- AIM OF THE EXERCISE -
Copy the material below line for line, with no changes, and omit the pictures from your copy.

* * *

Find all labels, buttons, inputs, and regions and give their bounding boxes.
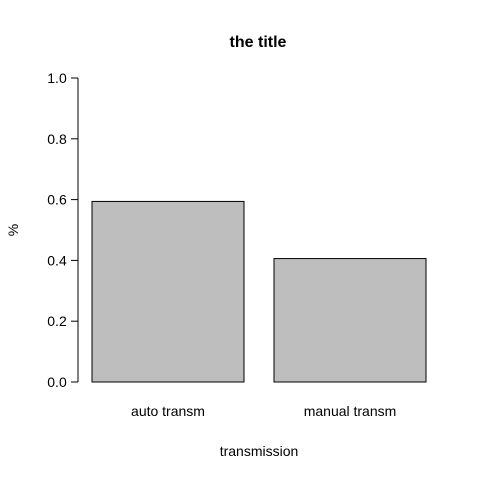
x-category-label: auto transm <box>131 403 205 419</box>
y-tick-label: 0.4 <box>47 252 67 268</box>
y-axis-ticks: 0.0 0.2 0.4 0.6 0.8 1.0 <box>47 70 78 390</box>
x-axis-label: transmission <box>220 443 299 459</box>
category-labels: auto transm manual transm <box>131 403 396 419</box>
bar-1 <box>91 200 245 383</box>
bar-2 <box>273 258 427 383</box>
y-tick-label: 0.6 <box>47 192 67 208</box>
y-axis-label: % <box>5 224 21 236</box>
y-tick-label: 1.0 <box>47 70 67 86</box>
y-tick-label: 0.0 <box>47 374 67 390</box>
x-category-label: manual transm <box>304 403 397 419</box>
chart-title: the title <box>230 34 287 51</box>
bars <box>91 200 427 383</box>
y-tick-label: 0.2 <box>47 313 67 329</box>
y-tick-label: 0.8 <box>47 131 67 147</box>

* * *

- WRITTEN ANSWER -
Find all labels, buttons, inputs, and regions and give their bounding boxes.
x-category-label: auto transm <box>131 403 205 419</box>
y-tick-label: 0.4 <box>47 252 67 268</box>
y-axis-ticks: 0.0 0.2 0.4 0.6 0.8 1.0 <box>47 70 78 390</box>
x-axis-label: transmission <box>220 443 299 459</box>
category-labels: auto transm manual transm <box>131 403 396 419</box>
bar-1 <box>91 200 245 383</box>
bar-2 <box>273 258 427 383</box>
y-tick-label: 0.6 <box>47 192 67 208</box>
y-axis-label: % <box>5 224 21 236</box>
y-tick-label: 1.0 <box>47 70 67 86</box>
y-tick-label: 0.0 <box>47 374 67 390</box>
x-category-label: manual transm <box>304 403 397 419</box>
chart-title: the title <box>230 34 287 51</box>
bars <box>91 200 427 383</box>
y-tick-label: 0.2 <box>47 313 67 329</box>
y-tick-label: 0.8 <box>47 131 67 147</box>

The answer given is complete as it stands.